* _THE EXERCISE_: In the records below, reproduce word for word the part that opens with the line containing "comment-like-button[interactable]: 1 — [634, 778, 690, 812]" and closes with the line containing "comment-username[interactable]: 嘻 — [128, 545, 152, 580]", both lines included.

* _GIVEN DATA_:
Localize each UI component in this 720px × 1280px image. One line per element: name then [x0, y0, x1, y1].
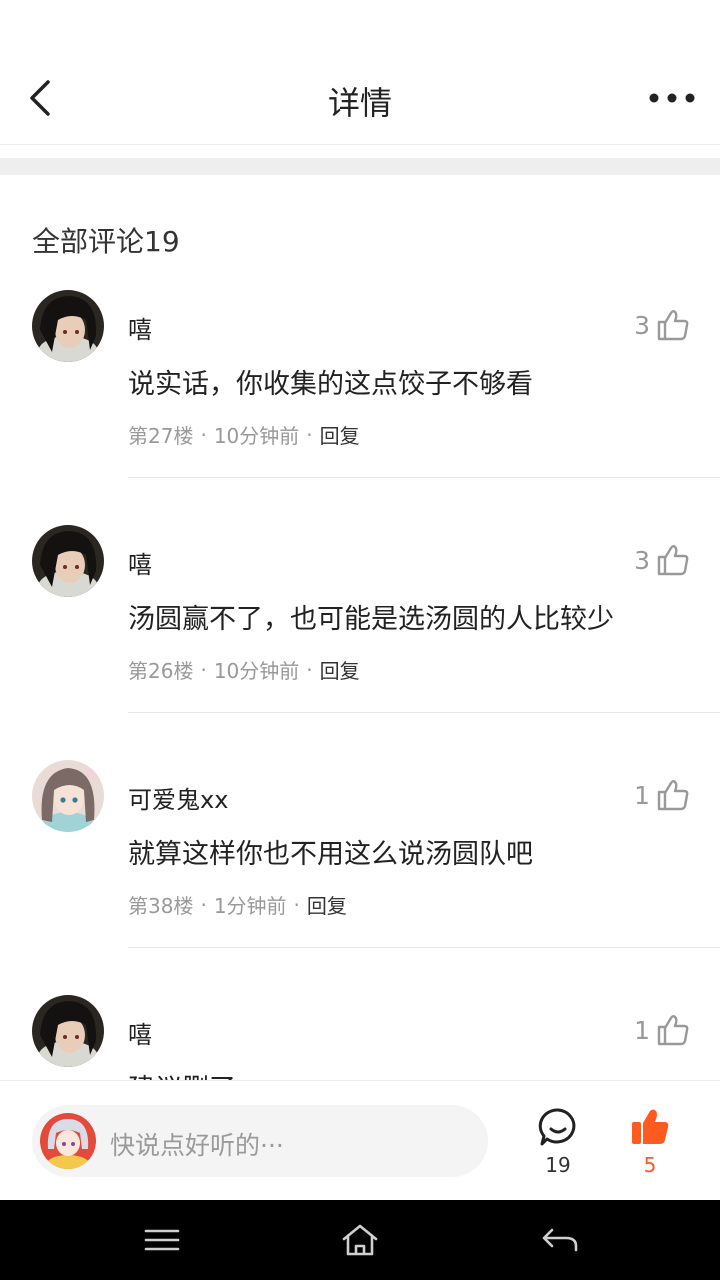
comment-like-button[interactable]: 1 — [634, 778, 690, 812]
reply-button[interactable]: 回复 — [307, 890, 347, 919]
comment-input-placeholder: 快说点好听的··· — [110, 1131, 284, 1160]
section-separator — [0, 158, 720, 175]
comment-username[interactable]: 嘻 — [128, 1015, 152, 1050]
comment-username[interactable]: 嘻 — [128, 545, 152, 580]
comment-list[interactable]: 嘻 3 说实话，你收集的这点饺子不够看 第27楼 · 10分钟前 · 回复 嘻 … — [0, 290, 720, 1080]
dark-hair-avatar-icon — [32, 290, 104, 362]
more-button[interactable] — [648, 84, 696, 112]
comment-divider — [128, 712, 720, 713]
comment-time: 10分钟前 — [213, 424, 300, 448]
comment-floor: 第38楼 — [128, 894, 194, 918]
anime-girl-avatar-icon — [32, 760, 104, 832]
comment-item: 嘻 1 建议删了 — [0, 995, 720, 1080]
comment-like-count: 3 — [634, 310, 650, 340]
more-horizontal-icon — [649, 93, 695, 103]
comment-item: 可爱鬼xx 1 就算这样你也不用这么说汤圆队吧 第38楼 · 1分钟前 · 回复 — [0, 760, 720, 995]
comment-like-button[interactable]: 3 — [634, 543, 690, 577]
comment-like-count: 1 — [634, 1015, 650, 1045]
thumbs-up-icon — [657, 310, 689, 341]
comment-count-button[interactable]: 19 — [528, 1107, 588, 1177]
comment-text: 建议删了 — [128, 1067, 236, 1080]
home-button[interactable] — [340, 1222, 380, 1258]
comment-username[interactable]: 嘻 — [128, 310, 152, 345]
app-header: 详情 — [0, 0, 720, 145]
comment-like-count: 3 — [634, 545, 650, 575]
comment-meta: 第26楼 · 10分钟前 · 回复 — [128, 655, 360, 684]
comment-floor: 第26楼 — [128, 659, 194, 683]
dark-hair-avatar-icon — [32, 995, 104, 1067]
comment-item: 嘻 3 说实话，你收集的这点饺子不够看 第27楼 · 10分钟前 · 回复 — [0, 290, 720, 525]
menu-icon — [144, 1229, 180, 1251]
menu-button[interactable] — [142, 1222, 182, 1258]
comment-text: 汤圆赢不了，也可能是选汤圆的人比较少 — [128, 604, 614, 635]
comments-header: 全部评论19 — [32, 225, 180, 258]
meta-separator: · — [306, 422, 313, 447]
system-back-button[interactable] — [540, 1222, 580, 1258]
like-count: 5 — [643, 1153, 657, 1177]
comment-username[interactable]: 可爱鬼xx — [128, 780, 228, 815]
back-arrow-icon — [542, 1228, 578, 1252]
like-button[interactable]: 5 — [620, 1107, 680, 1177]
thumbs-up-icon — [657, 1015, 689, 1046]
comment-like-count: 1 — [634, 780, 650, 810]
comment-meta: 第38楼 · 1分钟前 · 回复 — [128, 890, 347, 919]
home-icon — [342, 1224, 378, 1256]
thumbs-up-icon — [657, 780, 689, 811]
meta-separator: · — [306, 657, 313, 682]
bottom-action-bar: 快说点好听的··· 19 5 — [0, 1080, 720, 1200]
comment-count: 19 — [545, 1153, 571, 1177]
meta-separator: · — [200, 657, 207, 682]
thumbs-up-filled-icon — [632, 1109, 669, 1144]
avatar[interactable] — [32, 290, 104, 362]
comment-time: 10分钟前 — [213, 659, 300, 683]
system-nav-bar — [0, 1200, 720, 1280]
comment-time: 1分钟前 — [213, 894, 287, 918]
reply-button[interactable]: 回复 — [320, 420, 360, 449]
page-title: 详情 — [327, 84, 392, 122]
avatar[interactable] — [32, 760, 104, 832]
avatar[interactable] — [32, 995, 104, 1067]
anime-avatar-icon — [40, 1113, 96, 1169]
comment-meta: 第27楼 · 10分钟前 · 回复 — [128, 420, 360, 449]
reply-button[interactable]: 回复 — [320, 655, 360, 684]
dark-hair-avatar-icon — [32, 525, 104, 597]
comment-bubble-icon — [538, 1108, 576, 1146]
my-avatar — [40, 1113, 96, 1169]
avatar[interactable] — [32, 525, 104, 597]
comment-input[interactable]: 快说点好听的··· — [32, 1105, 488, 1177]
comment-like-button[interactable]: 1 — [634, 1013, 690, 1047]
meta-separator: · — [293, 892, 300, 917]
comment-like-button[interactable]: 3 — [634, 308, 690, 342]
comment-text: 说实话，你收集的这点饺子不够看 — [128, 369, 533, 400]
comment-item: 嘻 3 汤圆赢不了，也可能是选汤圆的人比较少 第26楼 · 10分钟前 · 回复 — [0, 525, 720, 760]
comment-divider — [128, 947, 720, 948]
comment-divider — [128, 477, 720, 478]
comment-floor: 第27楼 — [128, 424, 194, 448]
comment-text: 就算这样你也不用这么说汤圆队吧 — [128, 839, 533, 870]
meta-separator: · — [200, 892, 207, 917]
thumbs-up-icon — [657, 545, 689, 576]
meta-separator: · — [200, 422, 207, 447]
--
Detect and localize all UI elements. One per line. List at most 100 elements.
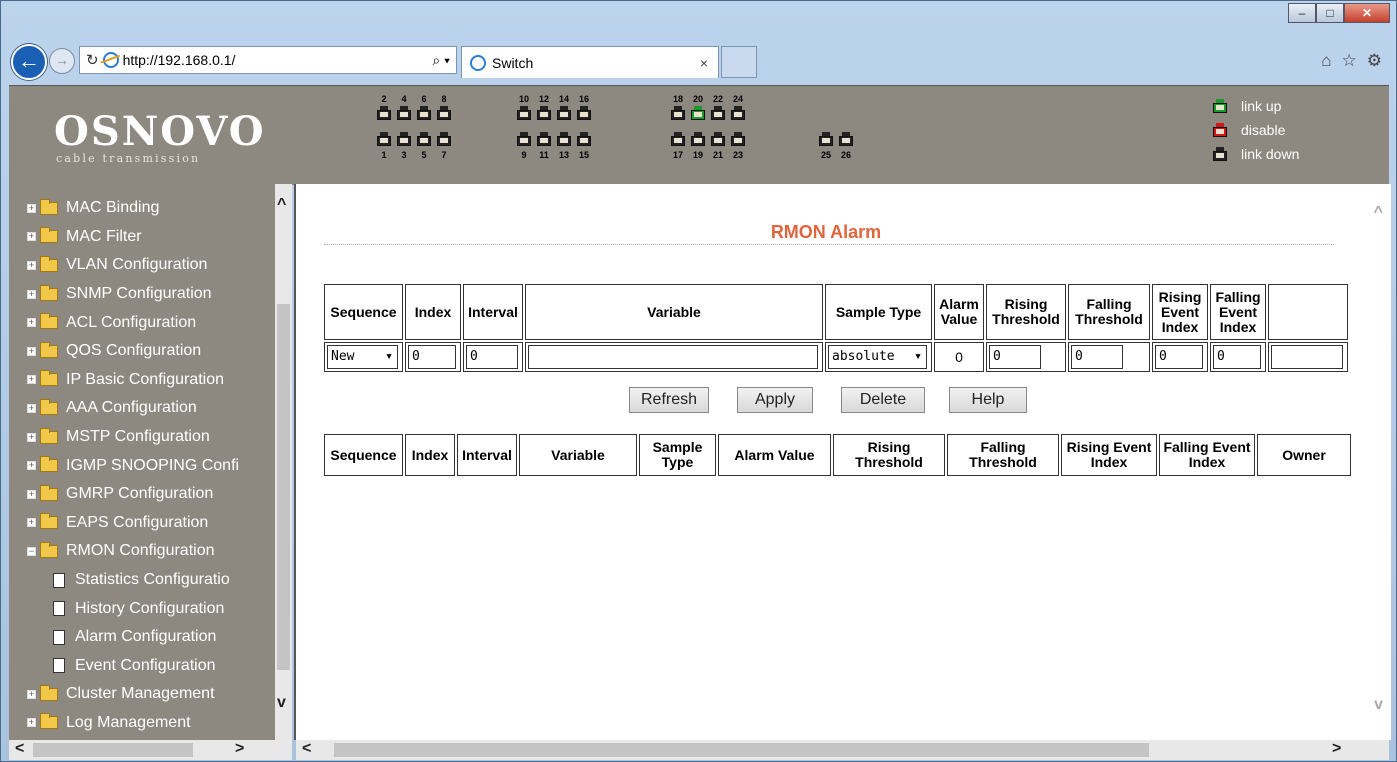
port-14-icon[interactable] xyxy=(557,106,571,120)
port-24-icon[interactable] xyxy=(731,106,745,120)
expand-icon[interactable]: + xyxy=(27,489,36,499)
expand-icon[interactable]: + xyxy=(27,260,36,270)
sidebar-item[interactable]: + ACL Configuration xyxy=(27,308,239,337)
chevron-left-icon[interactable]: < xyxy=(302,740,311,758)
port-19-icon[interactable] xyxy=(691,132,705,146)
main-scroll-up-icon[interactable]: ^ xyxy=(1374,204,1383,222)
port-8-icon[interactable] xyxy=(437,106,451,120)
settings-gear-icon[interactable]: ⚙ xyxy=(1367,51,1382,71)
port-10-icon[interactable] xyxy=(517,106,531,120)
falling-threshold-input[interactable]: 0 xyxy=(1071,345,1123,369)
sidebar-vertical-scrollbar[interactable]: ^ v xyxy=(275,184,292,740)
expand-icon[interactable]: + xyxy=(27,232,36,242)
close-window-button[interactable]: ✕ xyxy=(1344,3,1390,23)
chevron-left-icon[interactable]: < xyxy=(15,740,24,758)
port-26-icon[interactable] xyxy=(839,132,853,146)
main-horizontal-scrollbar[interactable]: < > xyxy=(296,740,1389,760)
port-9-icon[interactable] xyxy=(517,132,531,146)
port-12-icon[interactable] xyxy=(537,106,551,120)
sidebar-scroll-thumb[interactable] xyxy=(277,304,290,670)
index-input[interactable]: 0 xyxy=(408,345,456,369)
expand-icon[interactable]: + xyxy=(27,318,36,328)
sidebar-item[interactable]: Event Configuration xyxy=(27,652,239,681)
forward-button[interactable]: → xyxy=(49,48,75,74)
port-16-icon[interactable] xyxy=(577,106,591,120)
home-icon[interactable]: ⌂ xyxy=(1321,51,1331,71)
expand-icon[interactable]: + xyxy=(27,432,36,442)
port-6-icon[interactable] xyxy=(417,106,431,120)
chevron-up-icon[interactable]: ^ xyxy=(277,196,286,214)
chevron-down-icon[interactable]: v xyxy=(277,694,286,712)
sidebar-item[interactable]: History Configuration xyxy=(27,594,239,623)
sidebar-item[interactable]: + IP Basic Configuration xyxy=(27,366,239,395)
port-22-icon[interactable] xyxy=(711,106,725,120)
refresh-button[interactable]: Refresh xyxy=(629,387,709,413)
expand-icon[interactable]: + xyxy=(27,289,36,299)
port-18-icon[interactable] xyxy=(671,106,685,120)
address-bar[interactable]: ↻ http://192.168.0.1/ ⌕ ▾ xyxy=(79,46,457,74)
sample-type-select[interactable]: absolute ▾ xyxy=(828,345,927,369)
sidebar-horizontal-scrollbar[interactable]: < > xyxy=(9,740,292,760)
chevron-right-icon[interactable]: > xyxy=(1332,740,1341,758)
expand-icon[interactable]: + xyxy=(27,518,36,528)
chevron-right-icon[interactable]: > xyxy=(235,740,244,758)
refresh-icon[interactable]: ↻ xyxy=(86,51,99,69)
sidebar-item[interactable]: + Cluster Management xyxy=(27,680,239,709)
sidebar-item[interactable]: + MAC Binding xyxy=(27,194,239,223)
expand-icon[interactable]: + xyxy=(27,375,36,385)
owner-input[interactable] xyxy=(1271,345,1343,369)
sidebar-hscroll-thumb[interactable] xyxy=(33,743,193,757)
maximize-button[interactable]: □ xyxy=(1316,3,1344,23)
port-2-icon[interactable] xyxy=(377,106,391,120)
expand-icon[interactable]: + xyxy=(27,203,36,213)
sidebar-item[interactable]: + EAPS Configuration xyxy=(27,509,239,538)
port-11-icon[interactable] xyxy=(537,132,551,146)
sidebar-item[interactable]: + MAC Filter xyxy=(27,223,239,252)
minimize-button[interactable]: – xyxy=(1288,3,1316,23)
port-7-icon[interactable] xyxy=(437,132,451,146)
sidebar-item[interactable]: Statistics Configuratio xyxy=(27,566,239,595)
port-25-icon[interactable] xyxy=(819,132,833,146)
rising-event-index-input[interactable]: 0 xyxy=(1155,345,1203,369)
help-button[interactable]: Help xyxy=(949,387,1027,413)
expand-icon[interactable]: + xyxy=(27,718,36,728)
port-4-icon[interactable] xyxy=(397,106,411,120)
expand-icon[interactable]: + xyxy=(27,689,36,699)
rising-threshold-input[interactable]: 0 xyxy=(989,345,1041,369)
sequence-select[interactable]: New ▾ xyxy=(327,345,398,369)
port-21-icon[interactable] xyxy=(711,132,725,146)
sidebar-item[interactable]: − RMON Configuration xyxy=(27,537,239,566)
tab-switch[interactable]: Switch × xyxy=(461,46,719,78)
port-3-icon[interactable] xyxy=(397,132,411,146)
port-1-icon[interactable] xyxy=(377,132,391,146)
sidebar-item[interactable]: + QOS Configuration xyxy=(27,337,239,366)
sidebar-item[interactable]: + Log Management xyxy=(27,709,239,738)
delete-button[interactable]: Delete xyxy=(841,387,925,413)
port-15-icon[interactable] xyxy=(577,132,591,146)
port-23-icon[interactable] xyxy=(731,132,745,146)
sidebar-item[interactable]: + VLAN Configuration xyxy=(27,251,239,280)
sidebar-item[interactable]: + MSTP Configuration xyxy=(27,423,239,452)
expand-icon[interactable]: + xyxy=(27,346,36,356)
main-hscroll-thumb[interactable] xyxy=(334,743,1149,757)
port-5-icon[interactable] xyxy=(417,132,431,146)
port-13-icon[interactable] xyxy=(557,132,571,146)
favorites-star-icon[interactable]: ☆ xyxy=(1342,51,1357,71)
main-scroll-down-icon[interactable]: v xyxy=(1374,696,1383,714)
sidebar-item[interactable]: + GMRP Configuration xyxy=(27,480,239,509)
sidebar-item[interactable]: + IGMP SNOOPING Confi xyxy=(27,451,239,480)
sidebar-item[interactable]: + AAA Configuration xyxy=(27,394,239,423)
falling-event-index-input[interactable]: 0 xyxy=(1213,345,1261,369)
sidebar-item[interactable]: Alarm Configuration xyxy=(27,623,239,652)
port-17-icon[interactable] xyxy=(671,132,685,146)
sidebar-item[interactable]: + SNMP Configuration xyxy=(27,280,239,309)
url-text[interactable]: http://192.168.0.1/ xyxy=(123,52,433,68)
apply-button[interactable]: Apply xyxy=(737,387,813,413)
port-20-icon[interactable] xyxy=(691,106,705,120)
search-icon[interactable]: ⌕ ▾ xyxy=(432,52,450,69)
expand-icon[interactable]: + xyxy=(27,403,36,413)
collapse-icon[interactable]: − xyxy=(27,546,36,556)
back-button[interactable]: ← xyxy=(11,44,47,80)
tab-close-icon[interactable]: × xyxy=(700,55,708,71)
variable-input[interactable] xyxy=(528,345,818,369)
--
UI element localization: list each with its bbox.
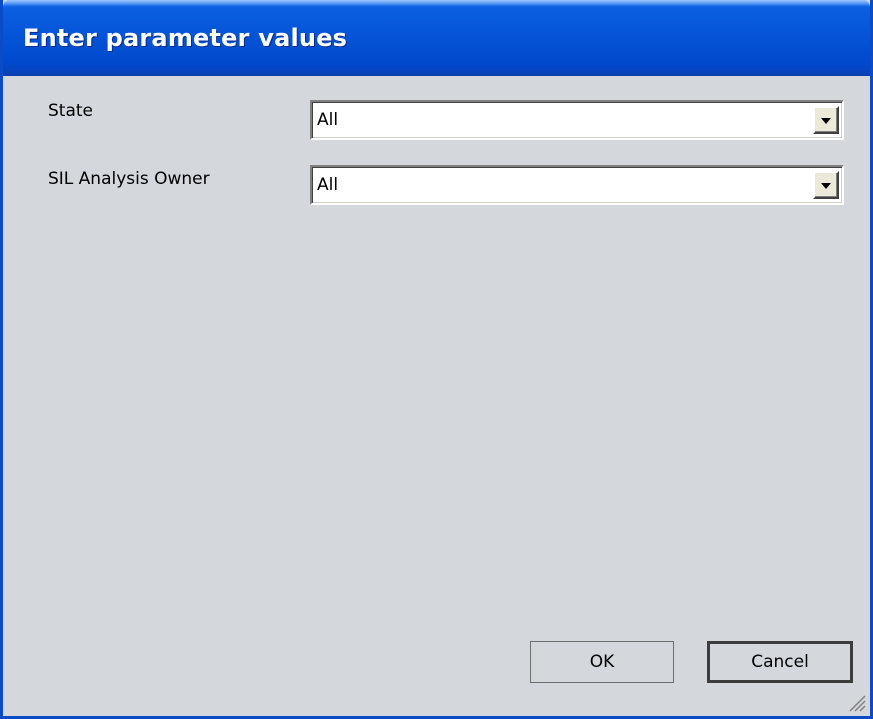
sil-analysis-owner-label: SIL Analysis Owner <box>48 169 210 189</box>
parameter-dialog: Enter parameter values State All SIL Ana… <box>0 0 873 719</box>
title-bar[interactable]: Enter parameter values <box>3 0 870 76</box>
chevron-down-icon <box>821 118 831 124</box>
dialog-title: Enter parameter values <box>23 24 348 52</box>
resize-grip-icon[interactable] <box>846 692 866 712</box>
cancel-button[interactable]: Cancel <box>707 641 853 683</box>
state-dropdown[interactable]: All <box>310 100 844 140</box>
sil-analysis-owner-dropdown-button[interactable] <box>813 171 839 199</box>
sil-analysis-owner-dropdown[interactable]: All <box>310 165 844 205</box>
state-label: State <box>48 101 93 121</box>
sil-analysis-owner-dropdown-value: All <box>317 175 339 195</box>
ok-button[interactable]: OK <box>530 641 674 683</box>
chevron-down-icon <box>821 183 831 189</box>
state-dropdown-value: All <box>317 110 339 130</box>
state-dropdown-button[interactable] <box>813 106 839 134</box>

* _RESULT_:
comment-like-button[interactable]: 1 — [634, 778, 690, 812]
reply-button[interactable]: 回复 — [307, 890, 347, 919]
comment-input-placeholder: 快说点好听的··· — [110, 1131, 284, 1160]
section-separator — [0, 158, 720, 175]
comment-username[interactable]: 嘻 — [128, 1015, 152, 1050]
comment-username[interactable]: 嘻 — [128, 545, 152, 580]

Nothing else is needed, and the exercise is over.